## [YOUR TASKS]
1. Translate this sentence from the passage on Carnian diversity into Spanish: "The Carnian was divided in two time bins in our analyses, with terrestrial pan-avian taxic richness rising at “Carnian 1” (in comparison to the Ladinian) and reaching its peak by “Carnian 2” (Figure 2A)."
2. In the records, take the lines from the very first one through the line that contains "The LD driver shutdown input 426 is at", and rewrite them with "burst-mode" changed to "continuous-mode", leaving everything else as it is.

The Carnian was divided in two time bins in our analyses, with terrestrial pan-avian taxic richness rising at “Carnian 1” (in comparison to the Ladinian) and reaching its peak by “Carnian 2” (Figure 2A). The increase at “Carnian 1” happens with only minor changes in the number of PBDB collections for both continental Tetrapoda and terrestrial Pan-Aves, whereas that of “Carnian 2” is synchronous to equivalent rises (Figure 2A). A similar taxic richness increase was found by Irmis (2011, fig. 3) for dinosauromorphs in the Carnian (although not when normalized by the record of geologic units, see above). This is consistent with previously proposed scenarios, in which a higher Carnian diversity, recently termed “dinosaur diversification event” (Bernardi et al., 2018), matches the oldest uncontroversial dinosaur records (Ezcurra 2010). Such diversification event was suggested to be synchronous (Bernardi et al., 2018) or to slightly postdate (Benton et al., 2018) the CPE, the proposed age of which, at 234–232 Ma (Dal Corso et al., 2020; Mancuso et al., 2020), places the event at the end of our “Carnian 1” time bin. Yet, it is important to notice that the maximal duration of the CPA (2 Ma) is significantly shorter than the ca. 5 Ma time bins employed here. In fact, the effects of such a short event will possibly appear downweighed in the time-bin it belongs to, and variations within that time bin will be unaccounted for. In any case, a steady increase in diversification rates (from PyRate analyses) is seen for our two Carnian time bins (Figure 2B), with a Late Triassic peak at “Carnian 2,” showing that diversification rates estimated from occurrence data track the patterns of raw richness for this Stage. Yet, the increase in number of collections at “Carnian 2” cannot be ignored as a possible source of biases to these metrics.

Extracted records:
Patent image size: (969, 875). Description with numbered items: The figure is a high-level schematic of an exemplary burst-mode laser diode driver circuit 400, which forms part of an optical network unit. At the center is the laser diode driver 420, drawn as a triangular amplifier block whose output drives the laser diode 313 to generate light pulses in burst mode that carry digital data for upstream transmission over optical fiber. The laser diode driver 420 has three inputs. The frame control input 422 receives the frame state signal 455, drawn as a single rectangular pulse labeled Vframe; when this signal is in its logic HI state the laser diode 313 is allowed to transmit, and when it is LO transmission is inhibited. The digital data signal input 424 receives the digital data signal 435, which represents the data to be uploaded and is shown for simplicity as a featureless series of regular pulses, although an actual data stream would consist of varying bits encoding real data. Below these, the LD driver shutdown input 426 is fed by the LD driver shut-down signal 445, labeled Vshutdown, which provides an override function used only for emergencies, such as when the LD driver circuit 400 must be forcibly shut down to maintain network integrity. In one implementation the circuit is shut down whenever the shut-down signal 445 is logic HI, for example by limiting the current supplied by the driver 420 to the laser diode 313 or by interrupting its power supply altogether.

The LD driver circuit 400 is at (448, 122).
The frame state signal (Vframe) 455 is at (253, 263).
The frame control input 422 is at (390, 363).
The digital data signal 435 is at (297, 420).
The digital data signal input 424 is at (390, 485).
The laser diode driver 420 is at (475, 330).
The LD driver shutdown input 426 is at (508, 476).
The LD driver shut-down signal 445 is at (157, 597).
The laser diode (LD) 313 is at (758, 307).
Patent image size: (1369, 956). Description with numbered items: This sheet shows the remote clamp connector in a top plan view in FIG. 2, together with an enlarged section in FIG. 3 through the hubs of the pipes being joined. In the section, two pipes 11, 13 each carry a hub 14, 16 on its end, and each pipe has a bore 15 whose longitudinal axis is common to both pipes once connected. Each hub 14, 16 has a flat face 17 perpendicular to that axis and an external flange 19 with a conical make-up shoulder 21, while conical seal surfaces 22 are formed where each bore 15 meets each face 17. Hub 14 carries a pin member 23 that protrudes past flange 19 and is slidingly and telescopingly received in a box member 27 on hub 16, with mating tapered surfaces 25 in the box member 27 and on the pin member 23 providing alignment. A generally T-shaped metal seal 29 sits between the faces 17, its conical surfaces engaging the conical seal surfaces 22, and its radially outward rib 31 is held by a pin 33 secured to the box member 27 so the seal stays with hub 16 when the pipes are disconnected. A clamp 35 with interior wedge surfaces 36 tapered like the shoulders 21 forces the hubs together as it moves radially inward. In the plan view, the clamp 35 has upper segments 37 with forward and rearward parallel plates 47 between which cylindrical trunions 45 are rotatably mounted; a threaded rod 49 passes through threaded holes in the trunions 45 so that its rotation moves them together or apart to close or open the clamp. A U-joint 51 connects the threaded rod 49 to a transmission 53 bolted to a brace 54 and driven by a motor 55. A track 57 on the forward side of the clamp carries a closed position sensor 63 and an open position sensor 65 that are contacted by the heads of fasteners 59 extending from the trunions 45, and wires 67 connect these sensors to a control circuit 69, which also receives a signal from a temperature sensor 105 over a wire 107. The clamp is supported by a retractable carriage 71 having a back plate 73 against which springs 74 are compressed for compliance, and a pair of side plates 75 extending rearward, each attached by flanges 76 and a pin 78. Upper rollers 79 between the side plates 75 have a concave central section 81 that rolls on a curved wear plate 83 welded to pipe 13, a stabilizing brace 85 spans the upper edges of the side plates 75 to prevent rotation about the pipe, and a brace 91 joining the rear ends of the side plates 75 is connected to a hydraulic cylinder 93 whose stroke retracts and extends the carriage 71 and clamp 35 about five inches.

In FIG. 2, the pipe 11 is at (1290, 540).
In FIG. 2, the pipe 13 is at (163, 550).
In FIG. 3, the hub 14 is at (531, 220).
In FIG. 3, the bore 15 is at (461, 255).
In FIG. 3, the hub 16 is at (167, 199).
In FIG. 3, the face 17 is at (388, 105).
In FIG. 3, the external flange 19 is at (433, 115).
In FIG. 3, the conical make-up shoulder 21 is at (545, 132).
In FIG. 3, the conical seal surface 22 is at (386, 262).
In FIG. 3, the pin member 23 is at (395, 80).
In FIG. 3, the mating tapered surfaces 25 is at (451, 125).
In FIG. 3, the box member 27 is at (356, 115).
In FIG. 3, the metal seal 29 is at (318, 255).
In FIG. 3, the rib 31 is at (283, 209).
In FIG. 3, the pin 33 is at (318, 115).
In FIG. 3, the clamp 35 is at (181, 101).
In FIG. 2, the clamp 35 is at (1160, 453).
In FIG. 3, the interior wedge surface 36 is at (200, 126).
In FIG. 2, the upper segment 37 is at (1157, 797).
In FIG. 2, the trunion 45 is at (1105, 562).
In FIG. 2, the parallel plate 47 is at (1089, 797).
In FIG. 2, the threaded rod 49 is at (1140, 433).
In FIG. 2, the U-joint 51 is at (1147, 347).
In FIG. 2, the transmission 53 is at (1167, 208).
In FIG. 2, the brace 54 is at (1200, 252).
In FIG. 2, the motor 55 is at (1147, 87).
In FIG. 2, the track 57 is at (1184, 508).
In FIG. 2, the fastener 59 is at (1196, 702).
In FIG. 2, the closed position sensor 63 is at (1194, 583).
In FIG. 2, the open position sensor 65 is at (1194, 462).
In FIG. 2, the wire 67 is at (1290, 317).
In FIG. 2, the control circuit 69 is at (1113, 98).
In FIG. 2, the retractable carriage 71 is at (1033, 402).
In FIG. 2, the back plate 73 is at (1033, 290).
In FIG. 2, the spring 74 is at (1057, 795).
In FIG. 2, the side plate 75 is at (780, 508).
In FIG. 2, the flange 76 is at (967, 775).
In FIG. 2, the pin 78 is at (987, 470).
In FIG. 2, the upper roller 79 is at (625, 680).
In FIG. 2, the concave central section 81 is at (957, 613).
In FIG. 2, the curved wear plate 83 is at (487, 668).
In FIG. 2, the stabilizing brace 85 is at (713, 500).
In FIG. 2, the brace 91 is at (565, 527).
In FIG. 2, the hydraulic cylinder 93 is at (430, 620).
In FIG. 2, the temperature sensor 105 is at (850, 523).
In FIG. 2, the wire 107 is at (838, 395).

## [FULL SOLUTIONS]
1. En nuestros análisis, el Carniense se dividió en dos intervalos temporales, con una riqueza taxonómica de panaves terrestres que aumenta en el «Carniense 1» (en comparación con el Ladiniense) y alcanza su máximo en el «Carniense 2» (Figura 2A).

2.
Patent image size: (969, 875). Description with numbered items: The figure is a high-level schematic of an exemplary continuous-mode laser diode driver circuit 400, which forms part of an optical network unit. At the center is the laser diode driver 420, drawn as a triangular amplifier block whose output drives the laser diode 313 to generate light pulses in burst mode that carry digital data for upstream transmission over optical fiber. The laser diode driver 420 has three inputs. The frame control input 422 receives the frame state signal 455, drawn as a single rectangular pulse labeled Vframe; when this signal is in its logic HI state the laser diode 313 is allowed to transmit, and when it is LO transmission is inhibited. The digital data signal input 424 receives the digital data signal 435, which represents the data to be uploaded and is shown for simplicity as a featureless series of regular pulses, although an actual data stream would consist of varying bits encoding real data. Below these, the LD driver shutdown input 426 is fed by the LD driver shut-down signal 445, labeled Vshutdown, which provides an override function used only for emergencies, such as when the LD driver circuit 400 must be forcibly shut down to maintain network integrity. In one implementation the circuit is shut down whenever the shut-down signal 445 is logic HI, for example by limiting the current supplied by the driver 420 to the laser diode 313 or by interrupting its power supply altogether.

The LD driver circuit 400 is at (448, 122).
The frame state signal (Vframe) 455 is at (253, 263).
The frame control input 422 is at (390, 363).
The digital data signal 435 is at (297, 420).
The digital data signal input 424 is at (390, 485).
The laser diode driver 420 is at (475, 330).
The LD driver shutdown input 426 is at (508, 476).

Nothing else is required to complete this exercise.